» **WHAT YOU WILL DO**
Search the entries below. Return every line that has "以大于v" in it.
BEGIN RECORDED DATA
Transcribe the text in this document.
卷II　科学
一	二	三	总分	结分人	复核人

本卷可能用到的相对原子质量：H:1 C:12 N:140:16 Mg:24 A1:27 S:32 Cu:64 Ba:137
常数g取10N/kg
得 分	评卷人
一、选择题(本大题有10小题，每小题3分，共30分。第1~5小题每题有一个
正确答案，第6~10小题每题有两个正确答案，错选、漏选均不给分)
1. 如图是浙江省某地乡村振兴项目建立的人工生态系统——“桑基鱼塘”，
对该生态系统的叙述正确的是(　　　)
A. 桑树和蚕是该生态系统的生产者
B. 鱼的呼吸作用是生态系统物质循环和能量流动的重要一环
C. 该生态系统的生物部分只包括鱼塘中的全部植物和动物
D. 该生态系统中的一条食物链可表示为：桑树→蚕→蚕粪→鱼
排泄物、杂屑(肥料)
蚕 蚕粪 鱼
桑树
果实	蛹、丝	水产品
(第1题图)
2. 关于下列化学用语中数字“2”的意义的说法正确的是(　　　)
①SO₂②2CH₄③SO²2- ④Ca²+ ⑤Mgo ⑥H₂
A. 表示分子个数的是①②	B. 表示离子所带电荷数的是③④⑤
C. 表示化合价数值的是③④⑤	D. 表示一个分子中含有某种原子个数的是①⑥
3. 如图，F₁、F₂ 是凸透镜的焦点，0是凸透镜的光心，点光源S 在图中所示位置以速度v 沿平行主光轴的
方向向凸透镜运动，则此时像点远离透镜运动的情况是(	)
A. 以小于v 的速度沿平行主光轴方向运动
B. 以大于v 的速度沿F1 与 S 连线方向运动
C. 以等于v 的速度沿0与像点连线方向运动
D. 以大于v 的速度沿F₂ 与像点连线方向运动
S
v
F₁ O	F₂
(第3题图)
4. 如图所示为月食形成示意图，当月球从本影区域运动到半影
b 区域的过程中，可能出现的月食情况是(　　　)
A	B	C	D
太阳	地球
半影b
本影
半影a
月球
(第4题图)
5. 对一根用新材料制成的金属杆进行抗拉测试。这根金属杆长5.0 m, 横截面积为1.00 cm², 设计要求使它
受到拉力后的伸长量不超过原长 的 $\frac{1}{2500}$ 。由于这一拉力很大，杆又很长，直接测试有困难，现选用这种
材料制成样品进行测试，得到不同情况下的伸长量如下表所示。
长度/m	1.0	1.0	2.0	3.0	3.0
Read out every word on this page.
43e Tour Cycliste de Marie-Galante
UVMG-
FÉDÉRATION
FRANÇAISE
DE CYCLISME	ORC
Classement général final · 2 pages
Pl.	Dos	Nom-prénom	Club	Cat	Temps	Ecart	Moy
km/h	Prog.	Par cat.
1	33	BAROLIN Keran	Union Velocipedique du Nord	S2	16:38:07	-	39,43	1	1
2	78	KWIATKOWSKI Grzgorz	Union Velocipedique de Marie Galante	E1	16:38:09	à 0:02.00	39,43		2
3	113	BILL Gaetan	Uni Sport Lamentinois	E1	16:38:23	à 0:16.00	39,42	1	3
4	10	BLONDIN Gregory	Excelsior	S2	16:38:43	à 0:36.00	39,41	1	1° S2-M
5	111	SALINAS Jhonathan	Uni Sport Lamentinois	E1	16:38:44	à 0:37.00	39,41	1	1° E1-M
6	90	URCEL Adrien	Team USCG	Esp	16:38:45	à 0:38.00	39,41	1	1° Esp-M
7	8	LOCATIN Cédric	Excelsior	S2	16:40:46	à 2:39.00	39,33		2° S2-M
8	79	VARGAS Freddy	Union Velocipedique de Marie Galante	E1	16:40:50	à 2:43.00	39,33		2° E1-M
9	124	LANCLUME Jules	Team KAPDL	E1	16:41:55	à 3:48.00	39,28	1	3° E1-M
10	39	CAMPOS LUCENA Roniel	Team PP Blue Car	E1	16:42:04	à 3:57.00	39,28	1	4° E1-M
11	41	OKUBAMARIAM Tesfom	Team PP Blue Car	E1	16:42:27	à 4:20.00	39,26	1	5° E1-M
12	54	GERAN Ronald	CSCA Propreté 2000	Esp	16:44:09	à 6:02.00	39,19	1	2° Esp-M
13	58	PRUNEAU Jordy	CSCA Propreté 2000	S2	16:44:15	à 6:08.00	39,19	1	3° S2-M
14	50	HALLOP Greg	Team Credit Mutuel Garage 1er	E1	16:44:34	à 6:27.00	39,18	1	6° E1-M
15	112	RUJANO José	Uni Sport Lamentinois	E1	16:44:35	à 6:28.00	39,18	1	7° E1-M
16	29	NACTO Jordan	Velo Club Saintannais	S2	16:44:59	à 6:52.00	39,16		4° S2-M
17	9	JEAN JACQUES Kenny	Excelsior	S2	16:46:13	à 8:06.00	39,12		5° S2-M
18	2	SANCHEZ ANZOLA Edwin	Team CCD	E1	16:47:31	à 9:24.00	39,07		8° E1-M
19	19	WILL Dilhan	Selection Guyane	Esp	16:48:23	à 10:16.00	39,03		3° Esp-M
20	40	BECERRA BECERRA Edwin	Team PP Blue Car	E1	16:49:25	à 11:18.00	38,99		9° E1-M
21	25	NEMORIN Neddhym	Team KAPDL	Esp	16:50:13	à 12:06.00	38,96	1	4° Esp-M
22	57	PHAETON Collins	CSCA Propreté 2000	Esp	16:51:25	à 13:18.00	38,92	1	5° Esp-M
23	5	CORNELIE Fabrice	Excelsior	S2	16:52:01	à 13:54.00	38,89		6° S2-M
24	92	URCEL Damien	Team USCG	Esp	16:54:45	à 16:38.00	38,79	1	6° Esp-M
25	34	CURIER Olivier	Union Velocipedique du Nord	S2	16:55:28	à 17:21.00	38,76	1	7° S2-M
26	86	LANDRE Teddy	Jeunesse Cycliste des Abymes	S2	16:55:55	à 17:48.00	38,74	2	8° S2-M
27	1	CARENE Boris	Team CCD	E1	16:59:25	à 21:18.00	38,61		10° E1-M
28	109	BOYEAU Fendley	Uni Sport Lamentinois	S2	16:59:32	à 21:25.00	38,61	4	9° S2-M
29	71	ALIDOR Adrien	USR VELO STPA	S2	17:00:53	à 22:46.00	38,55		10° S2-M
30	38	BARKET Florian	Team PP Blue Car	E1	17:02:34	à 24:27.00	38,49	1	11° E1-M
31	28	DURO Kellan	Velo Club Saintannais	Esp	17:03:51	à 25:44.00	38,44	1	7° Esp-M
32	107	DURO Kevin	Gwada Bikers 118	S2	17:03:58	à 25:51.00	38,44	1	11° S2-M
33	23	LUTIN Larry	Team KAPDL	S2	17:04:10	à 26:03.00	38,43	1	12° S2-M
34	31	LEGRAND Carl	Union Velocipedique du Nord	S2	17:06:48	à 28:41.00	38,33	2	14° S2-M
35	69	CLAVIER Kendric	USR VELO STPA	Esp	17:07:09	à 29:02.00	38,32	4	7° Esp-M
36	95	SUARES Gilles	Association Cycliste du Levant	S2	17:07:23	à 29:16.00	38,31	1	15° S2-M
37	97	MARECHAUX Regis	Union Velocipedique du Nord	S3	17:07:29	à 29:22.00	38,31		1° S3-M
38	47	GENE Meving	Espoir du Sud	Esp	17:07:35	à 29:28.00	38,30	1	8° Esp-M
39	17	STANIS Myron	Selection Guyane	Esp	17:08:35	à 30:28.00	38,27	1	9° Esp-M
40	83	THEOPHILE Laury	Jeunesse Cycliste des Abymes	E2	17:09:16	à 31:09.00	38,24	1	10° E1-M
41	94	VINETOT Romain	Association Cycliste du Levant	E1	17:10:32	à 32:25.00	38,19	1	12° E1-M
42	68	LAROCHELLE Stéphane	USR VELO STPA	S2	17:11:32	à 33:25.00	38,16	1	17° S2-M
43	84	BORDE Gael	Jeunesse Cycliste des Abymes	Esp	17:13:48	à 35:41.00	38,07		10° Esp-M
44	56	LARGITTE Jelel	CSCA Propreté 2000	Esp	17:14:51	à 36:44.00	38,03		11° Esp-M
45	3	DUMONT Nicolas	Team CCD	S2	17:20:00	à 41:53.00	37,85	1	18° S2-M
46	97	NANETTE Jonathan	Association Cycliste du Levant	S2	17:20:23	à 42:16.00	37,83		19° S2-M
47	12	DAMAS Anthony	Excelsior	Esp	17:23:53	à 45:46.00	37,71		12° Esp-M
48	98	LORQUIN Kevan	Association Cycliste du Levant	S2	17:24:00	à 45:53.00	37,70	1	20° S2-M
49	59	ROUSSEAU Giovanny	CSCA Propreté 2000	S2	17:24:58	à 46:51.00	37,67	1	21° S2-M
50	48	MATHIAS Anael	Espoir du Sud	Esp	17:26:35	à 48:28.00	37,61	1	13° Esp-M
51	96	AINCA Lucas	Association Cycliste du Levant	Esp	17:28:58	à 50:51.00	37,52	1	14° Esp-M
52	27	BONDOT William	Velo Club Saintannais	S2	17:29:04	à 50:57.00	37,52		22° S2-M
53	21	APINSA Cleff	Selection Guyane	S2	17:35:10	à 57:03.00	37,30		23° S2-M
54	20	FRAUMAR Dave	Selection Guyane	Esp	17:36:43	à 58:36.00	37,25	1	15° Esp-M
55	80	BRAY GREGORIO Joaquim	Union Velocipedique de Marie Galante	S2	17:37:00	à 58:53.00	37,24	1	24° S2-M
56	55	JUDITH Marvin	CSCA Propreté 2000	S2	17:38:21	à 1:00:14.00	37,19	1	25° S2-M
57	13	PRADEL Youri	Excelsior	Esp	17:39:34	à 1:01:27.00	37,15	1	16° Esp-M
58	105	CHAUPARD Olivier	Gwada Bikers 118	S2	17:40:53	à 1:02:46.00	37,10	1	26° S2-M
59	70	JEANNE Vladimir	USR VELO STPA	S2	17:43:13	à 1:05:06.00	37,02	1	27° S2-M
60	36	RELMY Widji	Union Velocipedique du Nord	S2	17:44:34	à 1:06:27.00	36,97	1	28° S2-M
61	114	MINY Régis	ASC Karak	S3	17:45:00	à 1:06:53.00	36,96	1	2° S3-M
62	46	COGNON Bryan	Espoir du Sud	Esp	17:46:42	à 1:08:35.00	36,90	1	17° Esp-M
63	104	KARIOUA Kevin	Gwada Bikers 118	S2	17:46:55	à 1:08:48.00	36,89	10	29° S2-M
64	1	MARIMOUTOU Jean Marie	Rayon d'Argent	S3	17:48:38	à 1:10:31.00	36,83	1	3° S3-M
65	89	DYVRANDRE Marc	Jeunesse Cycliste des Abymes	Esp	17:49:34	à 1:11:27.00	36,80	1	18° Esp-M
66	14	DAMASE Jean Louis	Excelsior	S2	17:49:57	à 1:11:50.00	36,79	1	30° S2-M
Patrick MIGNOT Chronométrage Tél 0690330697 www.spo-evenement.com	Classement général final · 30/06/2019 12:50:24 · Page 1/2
END RECORDED DATA
» **THE COMPLETED TASK**
B. 以大于v 的速度沿F1 与 S 连线方向运动
D. 以大于v 的速度沿F₂ 与像点连线方向运动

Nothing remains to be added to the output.